# [Exercise goal]
Repeat the data that follows, word for word, without the images.

Data entries for graphics:
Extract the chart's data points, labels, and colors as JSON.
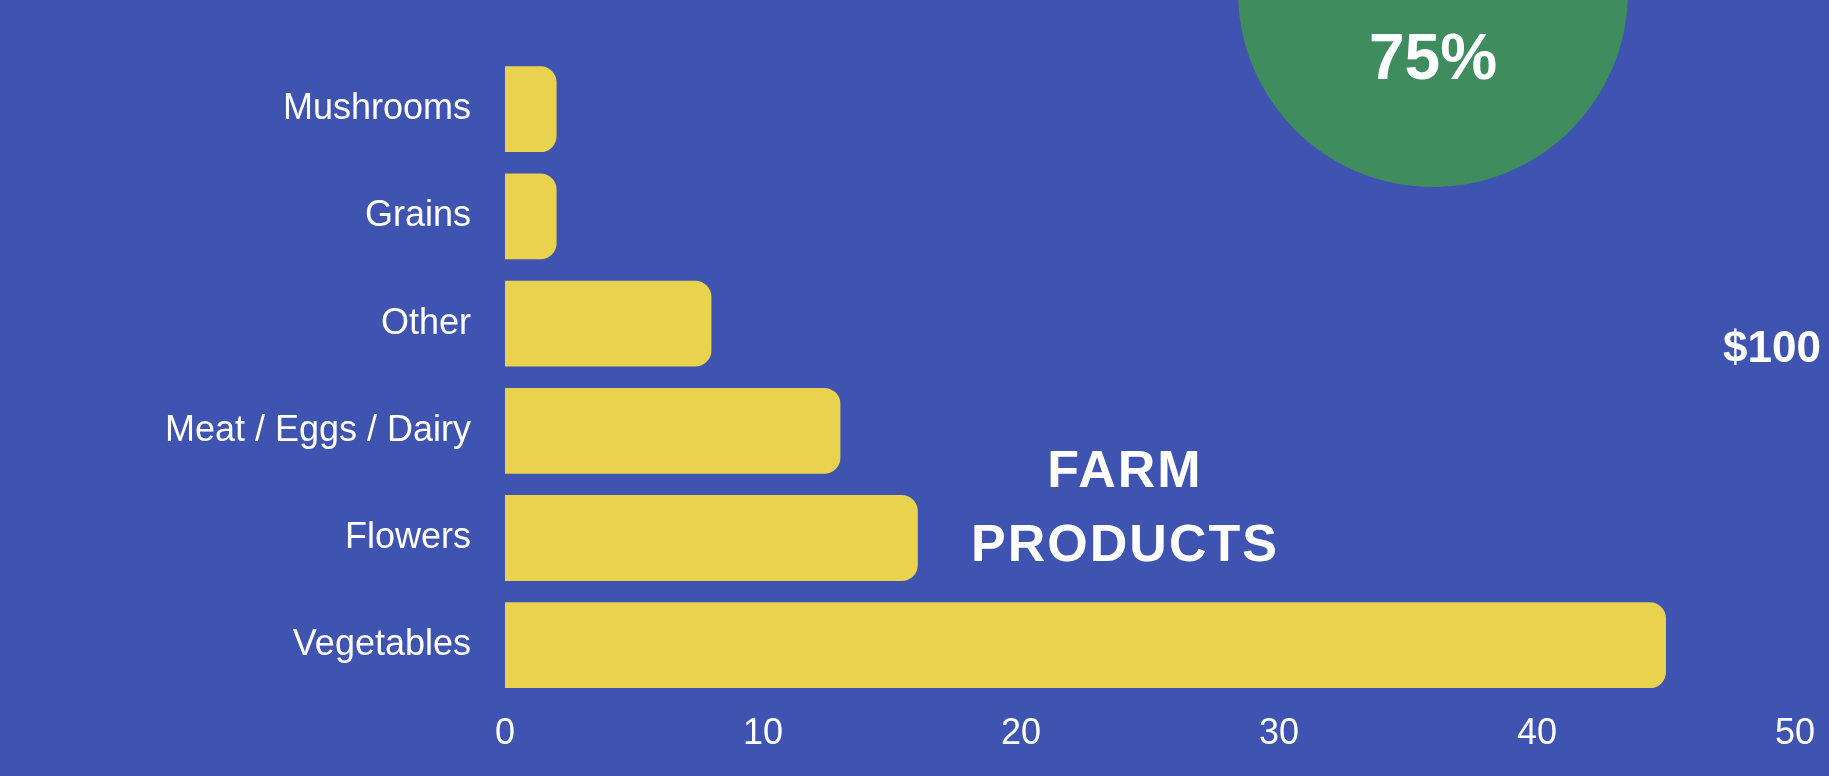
{
  "chart_data": {
    "type": "bar",
    "orientation": "horizontal",
    "title": "FARM PRODUCTS",
    "categories": [
      "Mushrooms",
      "Grains",
      "Other",
      "Meat / Eggs / Dairy",
      "Flowers",
      "Vegetables"
    ],
    "values": [
      2,
      2,
      8,
      13,
      16,
      45
    ],
    "color": "#e8d24e",
    "xlim": [
      0,
      50
    ],
    "xticks": [
      0,
      10,
      20,
      30,
      40,
      50
    ],
    "annotations": [
      "75%",
      "$100"
    ]
  }
}
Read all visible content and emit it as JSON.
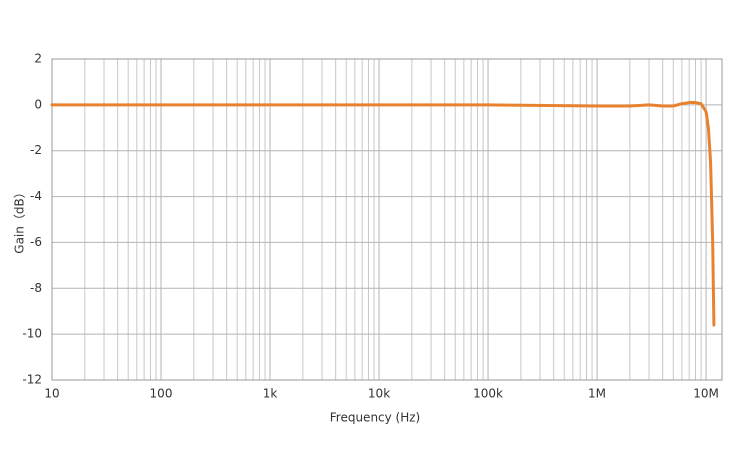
{
  "chart_data": {
    "type": "line",
    "x_label": "Frequency (Hz)",
    "y_label": "Gain（dB）",
    "x": [
      10,
      100,
      1000,
      10000,
      100000,
      1000000,
      2000000,
      3000000,
      4000000,
      5000000,
      6000000,
      7000000,
      8000000,
      9000000,
      10000000,
      10500000,
      11000000,
      11500000,
      11800000
    ],
    "series": [
      {
        "name": "Gain",
        "color": "#e8822e",
        "values": [
          0,
          0,
          0,
          0,
          0,
          -0.05,
          -0.05,
          0,
          -0.05,
          -0.05,
          0.05,
          0.1,
          0.1,
          0.05,
          -0.3,
          -1,
          -2.5,
          -6,
          -9.6
        ]
      }
    ],
    "xlog": true,
    "xlim": [
      10,
      14000000
    ],
    "xticks": [
      10,
      100,
      {
        "value": 1000,
        "label": "1k"
      },
      {
        "value": 10000,
        "label": "10k"
      },
      {
        "value": 100000,
        "label": "100k"
      },
      {
        "value": 1000000,
        "label": "1M"
      },
      {
        "value": 10000000,
        "label": "10M"
      }
    ],
    "ylim": [
      -12,
      2
    ],
    "yticks": [
      2,
      0,
      -2,
      -4,
      -6,
      -8,
      -10,
      -12
    ],
    "grid": true,
    "minor_grid": true
  }
}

# [The response]
Extract the chart's data points, labels, and colors as JSON.
{
  "chart_data": {
    "type": "bar",
    "orientation": "horizontal",
    "title": "FARM PRODUCTS",
    "categories": [
      "Mushrooms",
      "Grains",
      "Other",
      "Meat / Eggs / Dairy",
      "Flowers",
      "Vegetables"
    ],
    "values": [
      2,
      2,
      8,
      13,
      16,
      45
    ],
    "color": "#e8d24e",
    "xlim": [
      0,
      50
    ],
    "xticks": [
      0,
      10,
      20,
      30,
      40,
      50
    ],
    "annotations": [
      "75%",
      "$100"
    ]
  }
}
Read all visible content and emit it as JSON.
{
  "chart_data": {
    "type": "line",
    "x_label": "Frequency (Hz)",
    "y_label": "Gain（dB）",
    "x": [
      10,
      100,
      1000,
      10000,
      100000,
      1000000,
      2000000,
      3000000,
      4000000,
      5000000,
      6000000,
      7000000,
      8000000,
      9000000,
      10000000,
      10500000,
      11000000,
      11500000,
      11800000
    ],
    "series": [
      {
        "name": "Gain",
        "color": "#e8822e",
        "values": [
          0,
          0,
          0,
          0,
          0,
          -0.05,
          -0.05,
          0,
          -0.05,
          -0.05,
          0.05,
          0.1,
          0.1,
          0.05,
          -0.3,
          -1,
          -2.5,
          -6,
          -9.6
        ]
      }
    ],
    "xlog": true,
    "xlim": [
      10,
      14000000
    ],
    "xticks": [
      10,
      100,
      {
        "value": 1000,
        "label": "1k"
      },
      {
        "value": 10000,
        "label": "10k"
      },
      {
        "value": 100000,
        "label": "100k"
      },
      {
        "value": 1000000,
        "label": "1M"
      },
      {
        "value": 10000000,
        "label": "10M"
      }
    ],
    "ylim": [
      -12,
      2
    ],
    "yticks": [
      2,
      0,
      -2,
      -4,
      -6,
      -8,
      -10,
      -12
    ],
    "grid": true,
    "minor_grid": true
  }
}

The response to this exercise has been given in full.